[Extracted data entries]
┌────────

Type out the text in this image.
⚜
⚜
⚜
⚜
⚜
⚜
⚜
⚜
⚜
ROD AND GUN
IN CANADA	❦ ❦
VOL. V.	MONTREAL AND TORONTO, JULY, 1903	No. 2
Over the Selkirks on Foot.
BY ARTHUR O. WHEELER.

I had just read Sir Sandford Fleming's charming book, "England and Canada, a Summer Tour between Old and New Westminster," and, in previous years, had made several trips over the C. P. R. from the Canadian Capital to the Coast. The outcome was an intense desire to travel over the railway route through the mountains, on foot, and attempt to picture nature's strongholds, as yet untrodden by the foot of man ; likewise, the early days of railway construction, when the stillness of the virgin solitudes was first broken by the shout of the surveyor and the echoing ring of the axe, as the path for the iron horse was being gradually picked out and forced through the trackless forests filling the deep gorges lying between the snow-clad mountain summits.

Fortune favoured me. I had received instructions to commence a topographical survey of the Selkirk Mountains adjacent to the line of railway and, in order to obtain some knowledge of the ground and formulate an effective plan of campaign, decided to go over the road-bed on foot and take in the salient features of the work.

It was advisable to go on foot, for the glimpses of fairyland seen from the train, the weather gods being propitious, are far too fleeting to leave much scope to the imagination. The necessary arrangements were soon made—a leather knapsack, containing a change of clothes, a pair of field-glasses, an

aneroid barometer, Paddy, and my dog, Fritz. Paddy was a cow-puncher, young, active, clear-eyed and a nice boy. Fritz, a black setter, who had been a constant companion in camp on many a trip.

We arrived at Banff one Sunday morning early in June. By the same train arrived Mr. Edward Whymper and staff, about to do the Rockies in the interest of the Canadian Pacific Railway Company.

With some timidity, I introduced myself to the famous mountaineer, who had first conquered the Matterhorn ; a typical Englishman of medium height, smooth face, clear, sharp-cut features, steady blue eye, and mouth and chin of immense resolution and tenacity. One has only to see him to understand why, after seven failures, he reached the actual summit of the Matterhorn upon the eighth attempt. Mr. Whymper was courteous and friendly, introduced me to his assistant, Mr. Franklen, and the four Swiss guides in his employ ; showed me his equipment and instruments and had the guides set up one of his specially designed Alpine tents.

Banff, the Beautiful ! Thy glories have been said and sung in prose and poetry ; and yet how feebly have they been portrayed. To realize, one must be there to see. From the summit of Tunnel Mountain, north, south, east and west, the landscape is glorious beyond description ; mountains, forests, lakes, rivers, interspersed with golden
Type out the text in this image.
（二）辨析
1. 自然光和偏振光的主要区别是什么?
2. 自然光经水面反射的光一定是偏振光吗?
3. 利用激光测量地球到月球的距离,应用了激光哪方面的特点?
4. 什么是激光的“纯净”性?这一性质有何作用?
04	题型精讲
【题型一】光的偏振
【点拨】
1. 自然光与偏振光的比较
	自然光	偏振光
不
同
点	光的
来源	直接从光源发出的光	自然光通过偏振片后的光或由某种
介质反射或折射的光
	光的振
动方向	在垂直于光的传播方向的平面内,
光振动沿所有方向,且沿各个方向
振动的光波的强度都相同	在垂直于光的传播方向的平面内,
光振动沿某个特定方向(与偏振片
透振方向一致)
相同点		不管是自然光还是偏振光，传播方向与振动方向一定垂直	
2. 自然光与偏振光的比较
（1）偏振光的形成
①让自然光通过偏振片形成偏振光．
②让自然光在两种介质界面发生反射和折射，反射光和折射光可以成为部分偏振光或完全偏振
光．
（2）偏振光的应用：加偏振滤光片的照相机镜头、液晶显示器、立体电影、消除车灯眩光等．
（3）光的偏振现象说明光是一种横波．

└────────

_Exercise directions_
All of the data needs to be reproduced exactly, with no line missing.

_Answer to the problem_
Type out the text in this image.
⚜
⚜
⚜
⚜
⚜
⚜
⚜
⚜
⚜
ROD AND GUN
IN CANADA	❦ ❦
VOL. V.	MONTREAL AND TORONTO, JULY, 1903	No. 2
Over the Selkirks on Foot.
BY ARTHUR O. WHEELER.

I had just read Sir Sandford Fleming's charming book, "England and Canada, a Summer Tour between Old and New Westminster," and, in previous years, had made several trips over the C. P. R. from the Canadian Capital to the Coast. The outcome was an intense desire to travel over the railway route through the mountains, on foot, and attempt to picture nature's strongholds, as yet untrodden by the foot of man ; likewise, the early days of railway construction, when the stillness of the virgin solitudes was first broken by the shout of the surveyor and the echoing ring of the axe, as the path for the iron horse was being gradually picked out and forced through the trackless forests filling the deep gorges lying between the snow-clad mountain summits.

Fortune favoured me. I had received instructions to commence a topographical survey of the Selkirk Mountains adjacent to the line of railway and, in order to obtain some knowledge of the ground and formulate an effective plan of campaign, decided to go over the road-bed on foot and take in the salient features of the work.

It was advisable to go on foot, for the glimpses of fairyland seen from the train, the weather gods being propitious, are far too fleeting to leave much scope to the imagination. The necessary arrangements were soon made—a leather knapsack, containing a change of clothes, a pair of field-glasses, an

aneroid barometer, Paddy, and my dog, Fritz. Paddy was a cow-puncher, young, active, clear-eyed and a nice boy. Fritz, a black setter, who had been a constant companion in camp on many a trip.

We arrived at Banff one Sunday morning early in June. By the same train arrived Mr. Edward Whymper and staff, about to do the Rockies in the interest of the Canadian Pacific Railway Company.

With some timidity, I introduced myself to the famous mountaineer, who had first conquered the Matterhorn ; a typical Englishman of medium height, smooth face, clear, sharp-cut features, steady blue eye, and mouth and chin of immense resolution and tenacity. One has only to see him to understand why, after seven failures, he reached the actual summit of the Matterhorn upon the eighth attempt. Mr. Whymper was courteous and friendly, introduced me to his assistant, Mr. Franklen, and the four Swiss guides in his employ ; showed me his equipment and instruments and had the guides set up one of his specially designed Alpine tents.

Banff, the Beautiful ! Thy glories have been said and sung in prose and poetry ; and yet how feebly have they been portrayed. To realize, one must be there to see. From the summit of Tunnel Mountain, north, south, east and west, the landscape is glorious beyond description ; mountains, forests, lakes, rivers, interspersed with golden
Type out the text in this image.
（二）辨析
1. 自然光和偏振光的主要区别是什么?
2. 自然光经水面反射的光一定是偏振光吗?
3. 利用激光测量地球到月球的距离,应用了激光哪方面的特点?
4. 什么是激光的“纯净”性?这一性质有何作用?
04	题型精讲
【题型一】光的偏振
【点拨】
1. 自然光与偏振光的比较
	自然光	偏振光
不
同
点	光的
来源	直接从光源发出的光	自然光通过偏振片后的光或由某种
介质反射或折射的光
	光的振
动方向	在垂直于光的传播方向的平面内,
光振动沿所有方向,且沿各个方向
振动的光波的强度都相同	在垂直于光的传播方向的平面内,
光振动沿某个特定方向(与偏振片
透振方向一致)
相同点		不管是自然光还是偏振光，传播方向与振动方向一定垂直	
2. 自然光与偏振光的比较
（1）偏振光的形成
①让自然光通过偏振片形成偏振光．
②让自然光在两种介质界面发生反射和折射，反射光和折射光可以成为部分偏振光或完全偏振
光．
（2）偏振光的应用：加偏振滤光片的照相机镜头、液晶显示器、立体电影、消除车灯眩光等．
（3）光的偏振现象说明光是一种横波．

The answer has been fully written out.